» **WORK TO DO**: What follows is a listing; restate every line of it word for word.
— Begin RECORD SET —
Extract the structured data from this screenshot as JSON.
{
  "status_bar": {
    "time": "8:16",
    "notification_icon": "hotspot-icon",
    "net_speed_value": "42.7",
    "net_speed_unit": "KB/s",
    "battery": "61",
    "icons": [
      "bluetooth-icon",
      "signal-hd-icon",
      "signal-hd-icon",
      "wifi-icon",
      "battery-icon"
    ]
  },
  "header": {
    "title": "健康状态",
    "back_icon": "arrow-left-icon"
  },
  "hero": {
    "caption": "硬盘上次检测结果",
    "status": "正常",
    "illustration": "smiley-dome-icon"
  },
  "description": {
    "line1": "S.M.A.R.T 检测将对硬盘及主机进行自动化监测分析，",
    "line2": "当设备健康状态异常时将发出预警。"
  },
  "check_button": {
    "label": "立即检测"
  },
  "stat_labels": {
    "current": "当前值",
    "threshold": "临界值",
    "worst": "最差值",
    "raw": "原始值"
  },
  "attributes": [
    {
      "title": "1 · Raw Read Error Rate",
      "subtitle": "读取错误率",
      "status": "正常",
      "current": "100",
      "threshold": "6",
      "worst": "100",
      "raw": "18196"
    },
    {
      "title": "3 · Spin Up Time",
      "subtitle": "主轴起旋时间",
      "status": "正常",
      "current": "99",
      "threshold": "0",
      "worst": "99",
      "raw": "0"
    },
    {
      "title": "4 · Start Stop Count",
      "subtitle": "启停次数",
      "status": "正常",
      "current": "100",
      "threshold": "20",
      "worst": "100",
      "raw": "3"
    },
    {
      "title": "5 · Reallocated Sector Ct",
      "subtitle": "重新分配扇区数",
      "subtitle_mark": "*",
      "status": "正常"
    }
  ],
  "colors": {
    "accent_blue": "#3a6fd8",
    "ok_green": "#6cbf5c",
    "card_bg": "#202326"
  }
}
— End RECORD SET —
» **ANSWER IN FULL**:
Extract the structured data from this screenshot as JSON.
{
  "status_bar": {
    "time": "8:16",
    "notification_icon": "hotspot-icon",
    "net_speed_value": "42.7",
    "net_speed_unit": "KB/s",
    "battery": "61",
    "icons": [
      "bluetooth-icon",
      "signal-hd-icon",
      "signal-hd-icon",
      "wifi-icon",
      "battery-icon"
    ]
  },
  "header": {
    "title": "健康状态",
    "back_icon": "arrow-left-icon"
  },
  "hero": {
    "caption": "硬盘上次检测结果",
    "status": "正常",
    "illustration": "smiley-dome-icon"
  },
  "description": {
    "line1": "S.M.A.R.T 检测将对硬盘及主机进行自动化监测分析，",
    "line2": "当设备健康状态异常时将发出预警。"
  },
  "check_button": {
    "label": "立即检测"
  },
  "stat_labels": {
    "current": "当前值",
    "threshold": "临界值",
    "worst": "最差值",
    "raw": "原始值"
  },
  "attributes": [
    {
      "title": "1 · Raw Read Error Rate",
      "subtitle": "读取错误率",
      "status": "正常",
      "current": "100",
      "threshold": "6",
      "worst": "100",
      "raw": "18196"
    },
    {
      "title": "3 · Spin Up Time",
      "subtitle": "主轴起旋时间",
      "status": "正常",
      "current": "99",
      "threshold": "0",
      "worst": "99",
      "raw": "0"
    },
    {
      "title": "4 · Start Stop Count",
      "subtitle": "启停次数",
      "status": "正常",
      "current": "100",
      "threshold": "20",
      "worst": "100",
      "raw": "3"
    },
    {
      "title": "5 · Reallocated Sector Ct",
      "subtitle": "重新分配扇区数",
      "subtitle_mark": "*",
      "status": "正常"
    }
  ],
  "colors": {
    "accent_blue": "#3a6fd8",
    "ok_green": "#6cbf5c",
    "card_bg": "#202326"
  }
}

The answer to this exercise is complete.